> RECORDS FOR THE EXERCISE:

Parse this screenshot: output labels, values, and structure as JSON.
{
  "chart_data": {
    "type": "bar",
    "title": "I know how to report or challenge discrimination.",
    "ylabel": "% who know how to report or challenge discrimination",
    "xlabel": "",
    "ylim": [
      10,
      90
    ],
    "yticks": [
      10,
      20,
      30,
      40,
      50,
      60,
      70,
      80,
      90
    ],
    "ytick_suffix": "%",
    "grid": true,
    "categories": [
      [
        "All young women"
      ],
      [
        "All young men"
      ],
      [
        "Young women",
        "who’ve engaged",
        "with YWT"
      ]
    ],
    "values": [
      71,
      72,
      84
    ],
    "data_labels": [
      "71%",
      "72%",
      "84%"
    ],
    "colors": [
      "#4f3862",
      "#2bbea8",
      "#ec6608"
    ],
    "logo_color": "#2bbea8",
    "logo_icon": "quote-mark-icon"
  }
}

> GOAL OF THE EXERCISE: Take the data above and return it exactly.

> WRITTEN ANSWER:
Parse this screenshot: output labels, values, and structure as JSON.
{
  "chart_data": {
    "type": "bar",
    "title": "I know how to report or challenge discrimination.",
    "ylabel": "% who know how to report or challenge discrimination",
    "xlabel": "",
    "ylim": [
      10,
      90
    ],
    "yticks": [
      10,
      20,
      30,
      40,
      50,
      60,
      70,
      80,
      90
    ],
    "ytick_suffix": "%",
    "grid": true,
    "categories": [
      [
        "All young women"
      ],
      [
        "All young men"
      ],
      [
        "Young women",
        "who’ve engaged",
        "with YWT"
      ]
    ],
    "values": [
      71,
      72,
      84
    ],
    "data_labels": [
      "71%",
      "72%",
      "84%"
    ],
    "colors": [
      "#4f3862",
      "#2bbea8",
      "#ec6608"
    ],
    "logo_color": "#2bbea8",
    "logo_icon": "quote-mark-icon"
  }
}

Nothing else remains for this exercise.